──────── GIVEN ENTRIES
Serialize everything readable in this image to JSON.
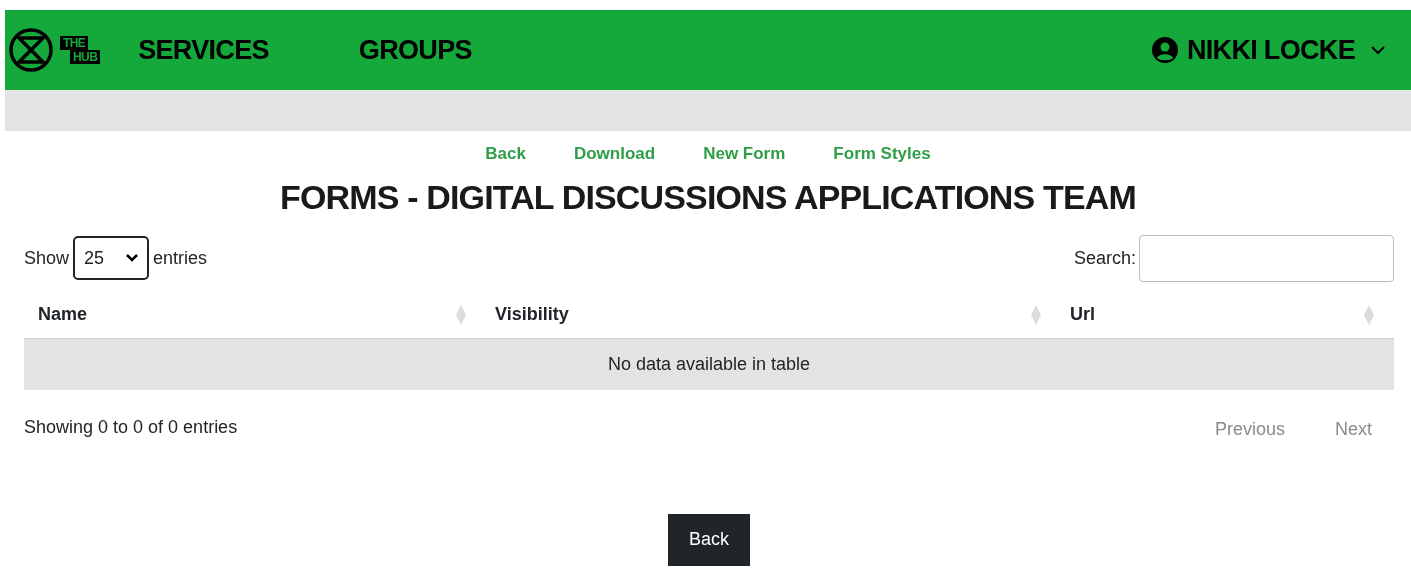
{
  "navbar": {
    "logo_text": [
      "THE",
      "HUB"
    ],
    "items": [
      {
        "label": "SERVICES"
      },
      {
        "label": "GROUPS"
      }
    ],
    "user": {
      "name": "NIKKI LOCKE"
    }
  },
  "links": [
    {
      "label": "Back"
    },
    {
      "label": "Download"
    },
    {
      "label": "New Form"
    },
    {
      "label": "Form Styles"
    }
  ],
  "title": "FORMS - DIGITAL DISCUSSIONS APPLICATIONS TEAM",
  "length_control": {
    "prefix": "Show",
    "value": "25",
    "suffix": "entries"
  },
  "search": {
    "label": "Search:"
  },
  "table": {
    "columns": [
      {
        "label": "Name"
      },
      {
        "label": "Visibility"
      },
      {
        "label": "Url"
      }
    ],
    "empty_message": "No data available in table"
  },
  "info": "Showing 0 to 0 of 0 entries",
  "pagination": [
    {
      "label": "Previous",
      "disabled": true
    },
    {
      "label": "Next",
      "disabled": true
    }
  ],
  "back_button": {
    "label": "Back"
  }
}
────────────────
GOAL → Return the listing above word for word, with the pictures removed.

EXERCISE OUTPUT →
Serialize everything readable in this image to JSON.
{
  "navbar": {
    "logo_text": [
      "THE",
      "HUB"
    ],
    "items": [
      {
        "label": "SERVICES"
      },
      {
        "label": "GROUPS"
      }
    ],
    "user": {
      "name": "NIKKI LOCKE"
    }
  },
  "links": [
    {
      "label": "Back"
    },
    {
      "label": "Download"
    },
    {
      "label": "New Form"
    },
    {
      "label": "Form Styles"
    }
  ],
  "title": "FORMS - DIGITAL DISCUSSIONS APPLICATIONS TEAM",
  "length_control": {
    "prefix": "Show",
    "value": "25",
    "suffix": "entries"
  },
  "search": {
    "label": "Search:"
  },
  "table": {
    "columns": [
      {
        "label": "Name"
      },
      {
        "label": "Visibility"
      },
      {
        "label": "Url"
      }
    ],
    "empty_message": "No data available in table"
  },
  "info": "Showing 0 to 0 of 0 entries",
  "pagination": [
    {
      "label": "Previous",
      "disabled": true
    },
    {
      "label": "Next",
      "disabled": true
    }
  ],
  "back_button": {
    "label": "Back"
  }
}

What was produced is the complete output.